** EXCERPTED RECORDS **
<<<<
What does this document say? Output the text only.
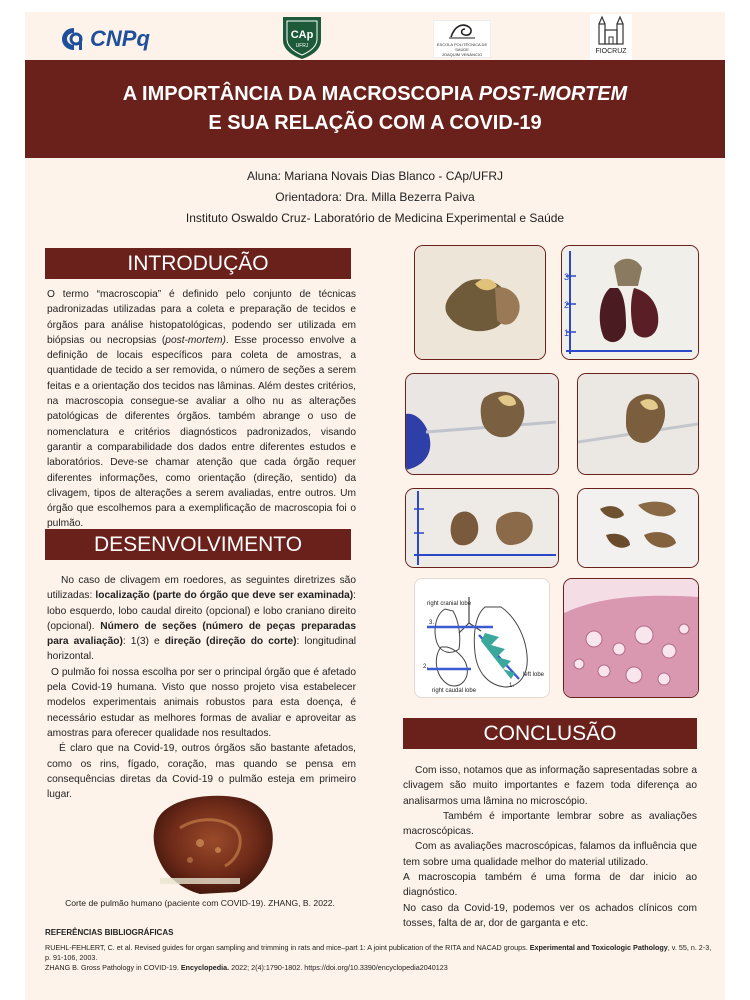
CNPq	CAp
UFRJ	ESCOLA POLITÉCNICA DE SAÚDE
JOAQUIM VENÂNCIO	FIOCRUZ
A IMPORTÂNCIA DA MACROSCOPIA POST-MORTEM
E SUA RELAÇÃO COM A COVID-19
Aluna: Mariana Novais Dias Blanco - CAp/UFRJ
Orientadora: Dra. Milla Bezerra Paiva
Instituto Oswaldo Cruz- Laboratório de Medicina Experimental e Saúde
INTRODUÇÃO
O termo “macroscopia” é definido pelo conjunto de técnicas padronizadas utilizadas para a coleta e preparação de tecidos e órgãos para análise histopatológicas, podendo ser utilizada em biópsias ou necropsias (post-mortem). Esse processo envolve a definição de locais específicos para coleta de amostras, a quantidade de tecido a ser removida, o número de seções a serem feitas e a orientação dos tecidos nas lâminas. Além destes critérios, na macroscopia consegue-se avaliar a olho nu as alterações patológicas de diferentes órgãos. também abrange o uso de nomenclatura e critérios diagnósticos padronizados, visando garantir a comparabilidade dos dados entre diferentes estudos e laboratórios. Deve-se chamar atenção que cada órgão requer diferentes informações, como orientação (direção, sentido) da clivagem, tipos de alterações a serem avaliadas, entre outros. Um órgão que escolhemos para a exemplificação de macroscopia foi o pulmão.
DESENVOLVIMENTO
No caso de clivagem em roedores, as seguintes diretrizes são utilizadas: localização (parte do órgão que deve ser examinada): lobo esquerdo, lobo caudal direito (opcional) e lobo craniano direito (opcional). Número de seções (número de peças preparadas para avaliação): 1(3) e direção (direção do corte): longitudinal horizontal.
O pulmão foi nossa escolha por ser o principal órgão que é afetado pela Covid-19 humana. Visto que nosso projeto visa estabelecer modelos experimentais animais robustos para esta doença, é necessário estudar as melhores formas de avaliar e aproveitar as amostras para oferecer qualidade nos resultados.
É claro que na Covid-19, outros órgãos são bastante afetados, como os rins, fígado, coração, mas quando se pensa em consequências diretas da Covid-19 o pulmão esteja em primeiro lugar.
Corte de pulmão humano (paciente com COVID-19). ZHANG, B. 2022.
3
2
1
right cranial lobe
right caudal lobe
left lobe
3.
2.
1.
CONCLUSÃO
Com isso, notamos que as informação sapresentadas sobre a clivagem são muito importantes e fazem toda diferença ao analisarmos uma lâmina no microscópio.
Também é importante lembrar sobre as avaliações macroscópicas.
Com as avaliações macroscópicas, falamos da influência que tem sobre uma qualidade melhor do material utilizado.
A macroscopia também é uma forma de dar inicio ao diagnóstico.
No caso da Covid-19, podemos ver os achados clínicos com tosses, falta de ar, dor de garganta e etc.
REFERÊNCIAS BIBLIOGRÁFICAS
RUEHL-FEHLERT, C. et al. Revised guides for organ sampling and trimming in rats and mice–part 1: A joint publication of the RITA and NACAD groups. Experimental and Toxicologic Pathology, v. 55, n. 2-3, p. 91-106, 2003.
ZHANG B. Gross Pathology in COVID-19. Encyclopedia. 2022; 2(4):1790-1802. https://doi.org/10.3390/encyclopedia2040123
>>>>
** WHAT YOU HAVE TO DO **
Copy every record above exactly, leaving out the pictures.

** RIGHT ANSWER **
What does this document say? Output the text only.
CNPq	CAp
UFRJ	ESCOLA POLITÉCNICA DE SAÚDE
JOAQUIM VENÂNCIO	FIOCRUZ
A IMPORTÂNCIA DA MACROSCOPIA POST-MORTEM
E SUA RELAÇÃO COM A COVID-19
Aluna: Mariana Novais Dias Blanco - CAp/UFRJ
Orientadora: Dra. Milla Bezerra Paiva
Instituto Oswaldo Cruz- Laboratório de Medicina Experimental e Saúde
INTRODUÇÃO
O termo “macroscopia” é definido pelo conjunto de técnicas padronizadas utilizadas para a coleta e preparação de tecidos e órgãos para análise histopatológicas, podendo ser utilizada em biópsias ou necropsias (post-mortem). Esse processo envolve a definição de locais específicos para coleta de amostras, a quantidade de tecido a ser removida, o número de seções a serem feitas e a orientação dos tecidos nas lâminas. Além destes critérios, na macroscopia consegue-se avaliar a olho nu as alterações patológicas de diferentes órgãos. também abrange o uso de nomenclatura e critérios diagnósticos padronizados, visando garantir a comparabilidade dos dados entre diferentes estudos e laboratórios. Deve-se chamar atenção que cada órgão requer diferentes informações, como orientação (direção, sentido) da clivagem, tipos de alterações a serem avaliadas, entre outros. Um órgão que escolhemos para a exemplificação de macroscopia foi o pulmão.
DESENVOLVIMENTO
No caso de clivagem em roedores, as seguintes diretrizes são utilizadas: localização (parte do órgão que deve ser examinada): lobo esquerdo, lobo caudal direito (opcional) e lobo craniano direito (opcional). Número de seções (número de peças preparadas para avaliação): 1(3) e direção (direção do corte): longitudinal horizontal.
O pulmão foi nossa escolha por ser o principal órgão que é afetado pela Covid-19 humana. Visto que nosso projeto visa estabelecer modelos experimentais animais robustos para esta doença, é necessário estudar as melhores formas de avaliar e aproveitar as amostras para oferecer qualidade nos resultados.
É claro que na Covid-19, outros órgãos são bastante afetados, como os rins, fígado, coração, mas quando se pensa em consequências diretas da Covid-19 o pulmão esteja em primeiro lugar.
Corte de pulmão humano (paciente com COVID-19). ZHANG, B. 2022.
3
2
1
right cranial lobe
right caudal lobe
left lobe
3.
2.
1.
CONCLUSÃO
Com isso, notamos que as informação sapresentadas sobre a clivagem são muito importantes e fazem toda diferença ao analisarmos uma lâmina no microscópio.
Também é importante lembrar sobre as avaliações macroscópicas.
Com as avaliações macroscópicas, falamos da influência que tem sobre uma qualidade melhor do material utilizado.
A macroscopia também é uma forma de dar inicio ao diagnóstico.
No caso da Covid-19, podemos ver os achados clínicos com tosses, falta de ar, dor de garganta e etc.
REFERÊNCIAS BIBLIOGRÁFICAS
RUEHL-FEHLERT, C. et al. Revised guides for organ sampling and trimming in rats and mice–part 1: A joint publication of the RITA and NACAD groups. Experimental and Toxicologic Pathology, v. 55, n. 2-3, p. 91-106, 2003.
ZHANG B. Gross Pathology in COVID-19. Encyclopedia. 2022; 2(4):1790-1802. https://doi.org/10.3390/encyclopedia2040123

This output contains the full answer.